> **YOUR OBJECTIVE**
Scan the following material for the string "Temperature" and copy each line in which it appears.

+ + + + +

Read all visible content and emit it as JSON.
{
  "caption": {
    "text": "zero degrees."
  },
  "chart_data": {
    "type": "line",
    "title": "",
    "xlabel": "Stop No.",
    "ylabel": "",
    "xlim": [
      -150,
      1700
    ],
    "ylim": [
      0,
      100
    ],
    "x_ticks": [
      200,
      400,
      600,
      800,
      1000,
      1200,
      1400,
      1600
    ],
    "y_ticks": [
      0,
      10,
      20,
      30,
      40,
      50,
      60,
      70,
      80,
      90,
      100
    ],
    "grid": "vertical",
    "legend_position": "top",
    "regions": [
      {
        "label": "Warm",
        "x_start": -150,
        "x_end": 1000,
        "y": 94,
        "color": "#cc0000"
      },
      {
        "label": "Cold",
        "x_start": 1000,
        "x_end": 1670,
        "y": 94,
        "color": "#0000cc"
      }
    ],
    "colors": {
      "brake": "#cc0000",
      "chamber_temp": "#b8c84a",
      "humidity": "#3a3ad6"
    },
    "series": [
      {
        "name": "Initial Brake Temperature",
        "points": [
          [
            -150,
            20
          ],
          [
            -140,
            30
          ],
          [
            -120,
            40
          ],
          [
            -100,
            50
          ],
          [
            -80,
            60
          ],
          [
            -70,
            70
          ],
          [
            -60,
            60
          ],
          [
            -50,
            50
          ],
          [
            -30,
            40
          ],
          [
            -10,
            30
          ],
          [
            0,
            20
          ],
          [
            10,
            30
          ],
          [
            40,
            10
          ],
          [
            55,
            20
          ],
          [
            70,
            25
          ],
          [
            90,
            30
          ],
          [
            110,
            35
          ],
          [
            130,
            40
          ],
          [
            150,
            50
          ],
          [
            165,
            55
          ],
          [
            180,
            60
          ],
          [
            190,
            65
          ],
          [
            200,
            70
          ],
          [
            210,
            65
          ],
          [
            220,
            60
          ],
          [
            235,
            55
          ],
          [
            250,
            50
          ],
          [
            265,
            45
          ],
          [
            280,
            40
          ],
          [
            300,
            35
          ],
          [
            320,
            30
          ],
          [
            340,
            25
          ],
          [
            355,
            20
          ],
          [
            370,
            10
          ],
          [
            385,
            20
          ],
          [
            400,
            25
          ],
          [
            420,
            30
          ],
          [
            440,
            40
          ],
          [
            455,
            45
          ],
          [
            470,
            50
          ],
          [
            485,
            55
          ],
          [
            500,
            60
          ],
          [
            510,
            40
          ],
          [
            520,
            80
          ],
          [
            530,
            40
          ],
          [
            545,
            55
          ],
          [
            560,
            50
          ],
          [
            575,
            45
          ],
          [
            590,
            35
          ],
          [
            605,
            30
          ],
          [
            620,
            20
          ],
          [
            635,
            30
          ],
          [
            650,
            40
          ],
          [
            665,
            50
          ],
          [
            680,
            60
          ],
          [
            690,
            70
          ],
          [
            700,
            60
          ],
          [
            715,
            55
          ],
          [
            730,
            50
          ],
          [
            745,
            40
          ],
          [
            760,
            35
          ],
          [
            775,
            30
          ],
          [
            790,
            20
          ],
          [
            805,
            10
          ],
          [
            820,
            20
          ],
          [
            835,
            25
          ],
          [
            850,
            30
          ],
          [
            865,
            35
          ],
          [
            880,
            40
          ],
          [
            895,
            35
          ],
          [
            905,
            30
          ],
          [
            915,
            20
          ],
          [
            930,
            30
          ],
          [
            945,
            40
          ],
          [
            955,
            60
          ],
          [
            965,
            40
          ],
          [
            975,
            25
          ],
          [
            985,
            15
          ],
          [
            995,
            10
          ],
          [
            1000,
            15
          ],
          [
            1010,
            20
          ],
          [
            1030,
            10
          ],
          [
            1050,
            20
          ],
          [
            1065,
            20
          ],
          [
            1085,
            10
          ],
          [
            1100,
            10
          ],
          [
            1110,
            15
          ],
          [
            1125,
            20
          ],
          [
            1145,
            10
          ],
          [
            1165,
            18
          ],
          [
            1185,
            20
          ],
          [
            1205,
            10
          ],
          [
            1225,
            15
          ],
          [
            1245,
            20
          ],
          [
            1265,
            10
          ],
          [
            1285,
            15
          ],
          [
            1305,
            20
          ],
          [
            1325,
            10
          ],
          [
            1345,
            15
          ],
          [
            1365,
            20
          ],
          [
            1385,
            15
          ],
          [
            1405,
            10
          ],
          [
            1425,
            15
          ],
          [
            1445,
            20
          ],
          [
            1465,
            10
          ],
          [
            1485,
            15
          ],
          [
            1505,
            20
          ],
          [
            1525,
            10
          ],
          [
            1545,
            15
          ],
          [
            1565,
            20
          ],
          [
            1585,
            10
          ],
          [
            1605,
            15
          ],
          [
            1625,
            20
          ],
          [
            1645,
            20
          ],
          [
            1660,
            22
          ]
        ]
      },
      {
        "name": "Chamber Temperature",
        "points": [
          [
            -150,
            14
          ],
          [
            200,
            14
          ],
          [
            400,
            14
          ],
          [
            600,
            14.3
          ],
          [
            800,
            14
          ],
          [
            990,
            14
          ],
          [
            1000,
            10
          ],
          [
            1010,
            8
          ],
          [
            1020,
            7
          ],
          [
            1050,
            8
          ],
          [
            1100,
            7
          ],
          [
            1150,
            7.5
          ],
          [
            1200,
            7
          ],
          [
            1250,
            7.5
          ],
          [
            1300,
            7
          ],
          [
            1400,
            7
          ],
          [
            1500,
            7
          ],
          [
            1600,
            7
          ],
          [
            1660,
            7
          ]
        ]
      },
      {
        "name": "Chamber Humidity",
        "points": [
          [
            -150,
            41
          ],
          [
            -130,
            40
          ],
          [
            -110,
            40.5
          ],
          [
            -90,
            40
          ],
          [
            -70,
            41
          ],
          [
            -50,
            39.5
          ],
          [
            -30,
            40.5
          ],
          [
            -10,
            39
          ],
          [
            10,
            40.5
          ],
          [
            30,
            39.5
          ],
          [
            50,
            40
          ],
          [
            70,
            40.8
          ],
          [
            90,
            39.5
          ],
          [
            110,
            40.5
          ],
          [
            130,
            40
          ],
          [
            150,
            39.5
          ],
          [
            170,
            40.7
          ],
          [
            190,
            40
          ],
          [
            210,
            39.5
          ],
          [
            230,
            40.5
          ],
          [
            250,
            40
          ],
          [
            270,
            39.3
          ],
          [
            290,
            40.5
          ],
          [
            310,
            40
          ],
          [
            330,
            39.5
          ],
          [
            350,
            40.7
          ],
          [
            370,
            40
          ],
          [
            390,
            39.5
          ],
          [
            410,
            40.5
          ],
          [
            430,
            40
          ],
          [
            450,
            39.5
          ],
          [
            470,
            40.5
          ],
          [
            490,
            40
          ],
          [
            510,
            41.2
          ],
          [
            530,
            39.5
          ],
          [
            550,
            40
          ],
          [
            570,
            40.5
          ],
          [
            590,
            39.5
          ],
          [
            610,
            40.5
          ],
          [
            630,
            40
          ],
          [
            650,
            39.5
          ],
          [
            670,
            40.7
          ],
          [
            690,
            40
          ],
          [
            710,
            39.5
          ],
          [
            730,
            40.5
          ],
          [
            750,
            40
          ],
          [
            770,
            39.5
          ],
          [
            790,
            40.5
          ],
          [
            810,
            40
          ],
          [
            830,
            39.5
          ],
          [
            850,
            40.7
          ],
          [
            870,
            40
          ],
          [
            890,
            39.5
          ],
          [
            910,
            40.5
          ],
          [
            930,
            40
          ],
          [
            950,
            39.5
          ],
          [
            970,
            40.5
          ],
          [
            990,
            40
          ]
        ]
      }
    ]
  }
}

+ + + + +

> **RESULT OF THIS EXERCISE**
        "name": "Initial Brake Temperature",
        "name": "Chamber Temperature",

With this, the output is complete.